### WHAT IS NEEDED:
All of the entries must be reproduced exactly, with no images carried over.

*** DATA FOR THE TASK ***

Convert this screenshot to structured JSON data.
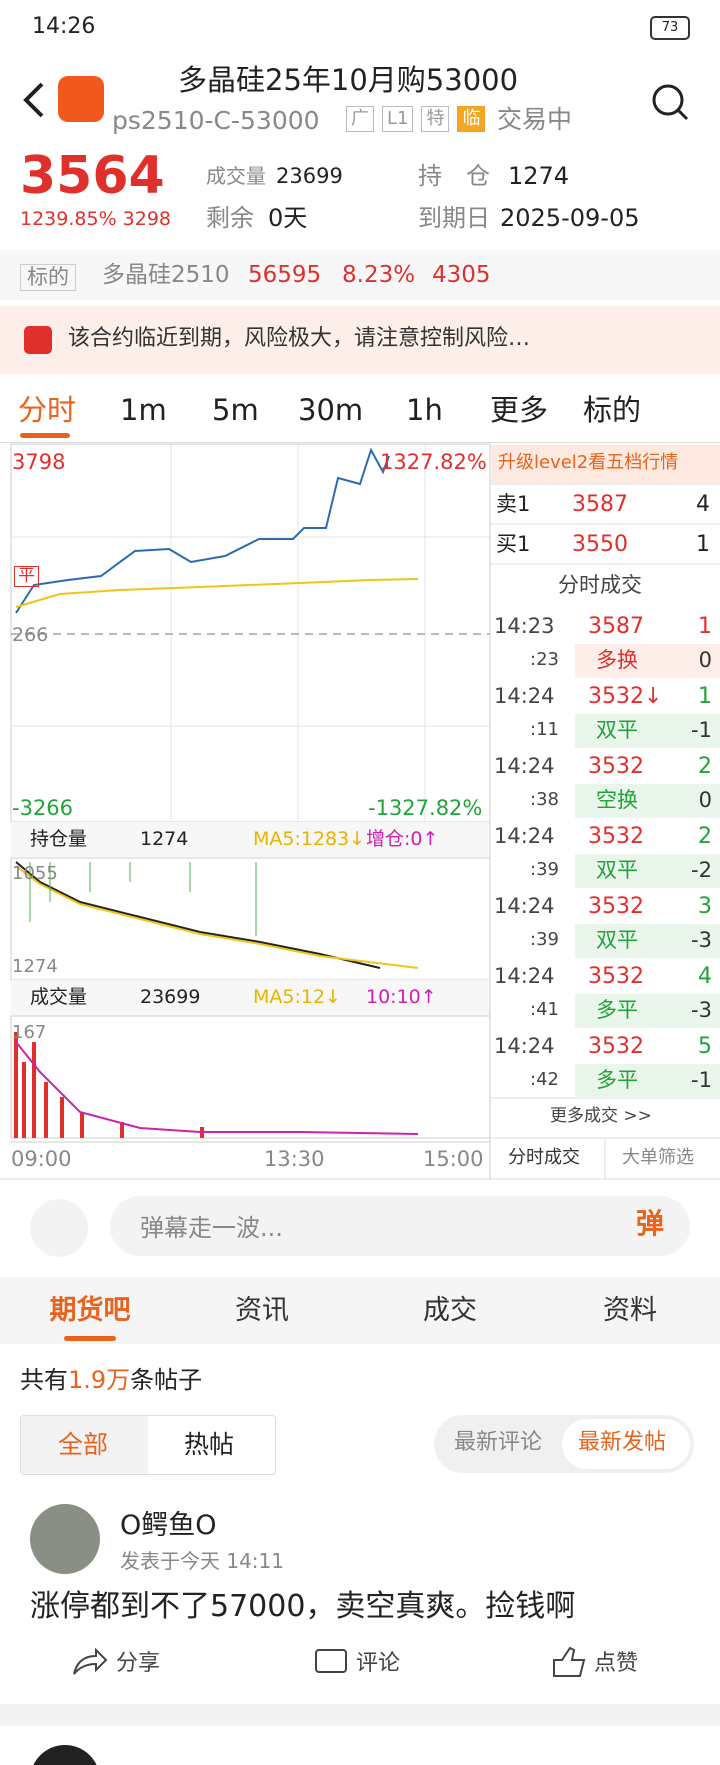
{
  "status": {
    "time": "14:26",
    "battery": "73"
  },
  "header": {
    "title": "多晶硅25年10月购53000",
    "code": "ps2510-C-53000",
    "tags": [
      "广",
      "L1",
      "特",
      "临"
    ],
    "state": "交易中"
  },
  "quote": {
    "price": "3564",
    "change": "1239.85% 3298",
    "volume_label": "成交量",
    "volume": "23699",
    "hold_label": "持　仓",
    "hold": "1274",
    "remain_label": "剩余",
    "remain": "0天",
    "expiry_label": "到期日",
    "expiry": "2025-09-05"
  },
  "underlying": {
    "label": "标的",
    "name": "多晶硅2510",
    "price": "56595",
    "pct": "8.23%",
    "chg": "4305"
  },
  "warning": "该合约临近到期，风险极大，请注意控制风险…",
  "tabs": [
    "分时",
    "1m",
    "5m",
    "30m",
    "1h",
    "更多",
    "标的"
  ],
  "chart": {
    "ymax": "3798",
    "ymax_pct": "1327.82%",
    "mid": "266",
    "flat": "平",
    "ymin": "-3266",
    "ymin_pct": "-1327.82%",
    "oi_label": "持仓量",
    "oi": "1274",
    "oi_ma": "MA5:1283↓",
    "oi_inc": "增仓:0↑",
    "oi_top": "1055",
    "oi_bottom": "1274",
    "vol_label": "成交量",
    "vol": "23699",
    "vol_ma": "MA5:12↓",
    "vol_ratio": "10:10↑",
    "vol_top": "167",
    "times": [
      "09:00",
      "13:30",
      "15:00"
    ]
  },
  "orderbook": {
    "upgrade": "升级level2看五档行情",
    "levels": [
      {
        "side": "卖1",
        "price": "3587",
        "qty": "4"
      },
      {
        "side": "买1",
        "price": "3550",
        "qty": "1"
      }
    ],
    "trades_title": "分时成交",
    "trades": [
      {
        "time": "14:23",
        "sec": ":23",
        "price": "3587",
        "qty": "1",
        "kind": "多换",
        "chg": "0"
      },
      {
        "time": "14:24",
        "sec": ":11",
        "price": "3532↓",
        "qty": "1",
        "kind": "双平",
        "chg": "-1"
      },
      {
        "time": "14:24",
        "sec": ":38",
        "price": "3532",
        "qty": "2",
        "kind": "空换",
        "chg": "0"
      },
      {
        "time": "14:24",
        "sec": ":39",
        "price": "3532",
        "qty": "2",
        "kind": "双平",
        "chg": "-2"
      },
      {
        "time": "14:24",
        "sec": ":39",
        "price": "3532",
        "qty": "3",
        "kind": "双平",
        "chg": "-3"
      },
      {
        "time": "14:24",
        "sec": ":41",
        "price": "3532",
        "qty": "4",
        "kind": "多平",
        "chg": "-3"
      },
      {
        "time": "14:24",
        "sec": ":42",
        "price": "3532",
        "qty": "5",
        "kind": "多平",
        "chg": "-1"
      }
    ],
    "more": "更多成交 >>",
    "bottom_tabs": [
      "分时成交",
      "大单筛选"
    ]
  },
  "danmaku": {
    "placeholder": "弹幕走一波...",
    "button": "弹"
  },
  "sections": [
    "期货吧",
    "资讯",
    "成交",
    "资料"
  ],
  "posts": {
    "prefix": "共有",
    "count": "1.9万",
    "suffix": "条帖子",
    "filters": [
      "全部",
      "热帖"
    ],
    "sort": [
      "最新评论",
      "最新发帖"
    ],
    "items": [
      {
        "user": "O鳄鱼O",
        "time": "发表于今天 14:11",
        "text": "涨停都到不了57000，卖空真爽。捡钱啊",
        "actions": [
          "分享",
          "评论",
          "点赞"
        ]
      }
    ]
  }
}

***

### COMPLETE ANSWER:
Convert this screenshot to structured JSON data.
{
  "status": {
    "time": "14:26",
    "battery": "73"
  },
  "header": {
    "title": "多晶硅25年10月购53000",
    "code": "ps2510-C-53000",
    "tags": [
      "广",
      "L1",
      "特",
      "临"
    ],
    "state": "交易中"
  },
  "quote": {
    "price": "3564",
    "change": "1239.85% 3298",
    "volume_label": "成交量",
    "volume": "23699",
    "hold_label": "持　仓",
    "hold": "1274",
    "remain_label": "剩余",
    "remain": "0天",
    "expiry_label": "到期日",
    "expiry": "2025-09-05"
  },
  "underlying": {
    "label": "标的",
    "name": "多晶硅2510",
    "price": "56595",
    "pct": "8.23%",
    "chg": "4305"
  },
  "warning": "该合约临近到期，风险极大，请注意控制风险…",
  "tabs": [
    "分时",
    "1m",
    "5m",
    "30m",
    "1h",
    "更多",
    "标的"
  ],
  "chart": {
    "ymax": "3798",
    "ymax_pct": "1327.82%",
    "mid": "266",
    "flat": "平",
    "ymin": "-3266",
    "ymin_pct": "-1327.82%",
    "oi_label": "持仓量",
    "oi": "1274",
    "oi_ma": "MA5:1283↓",
    "oi_inc": "增仓:0↑",
    "oi_top": "1055",
    "oi_bottom": "1274",
    "vol_label": "成交量",
    "vol": "23699",
    "vol_ma": "MA5:12↓",
    "vol_ratio": "10:10↑",
    "vol_top": "167",
    "times": [
      "09:00",
      "13:30",
      "15:00"
    ]
  },
  "orderbook": {
    "upgrade": "升级level2看五档行情",
    "levels": [
      {
        "side": "卖1",
        "price": "3587",
        "qty": "4"
      },
      {
        "side": "买1",
        "price": "3550",
        "qty": "1"
      }
    ],
    "trades_title": "分时成交",
    "trades": [
      {
        "time": "14:23",
        "sec": ":23",
        "price": "3587",
        "qty": "1",
        "kind": "多换",
        "chg": "0"
      },
      {
        "time": "14:24",
        "sec": ":11",
        "price": "3532↓",
        "qty": "1",
        "kind": "双平",
        "chg": "-1"
      },
      {
        "time": "14:24",
        "sec": ":38",
        "price": "3532",
        "qty": "2",
        "kind": "空换",
        "chg": "0"
      },
      {
        "time": "14:24",
        "sec": ":39",
        "price": "3532",
        "qty": "2",
        "kind": "双平",
        "chg": "-2"
      },
      {
        "time": "14:24",
        "sec": ":39",
        "price": "3532",
        "qty": "3",
        "kind": "双平",
        "chg": "-3"
      },
      {
        "time": "14:24",
        "sec": ":41",
        "price": "3532",
        "qty": "4",
        "kind": "多平",
        "chg": "-3"
      },
      {
        "time": "14:24",
        "sec": ":42",
        "price": "3532",
        "qty": "5",
        "kind": "多平",
        "chg": "-1"
      }
    ],
    "more": "更多成交 >>",
    "bottom_tabs": [
      "分时成交",
      "大单筛选"
    ]
  },
  "danmaku": {
    "placeholder": "弹幕走一波...",
    "button": "弹"
  },
  "sections": [
    "期货吧",
    "资讯",
    "成交",
    "资料"
  ],
  "posts": {
    "prefix": "共有",
    "count": "1.9万",
    "suffix": "条帖子",
    "filters": [
      "全部",
      "热帖"
    ],
    "sort": [
      "最新评论",
      "最新发帖"
    ],
    "items": [
      {
        "user": "O鳄鱼O",
        "time": "发表于今天 14:11",
        "text": "涨停都到不了57000，卖空真爽。捡钱啊",
        "actions": [
          "分享",
          "评论",
          "点赞"
        ]
      }
    ]
  }
}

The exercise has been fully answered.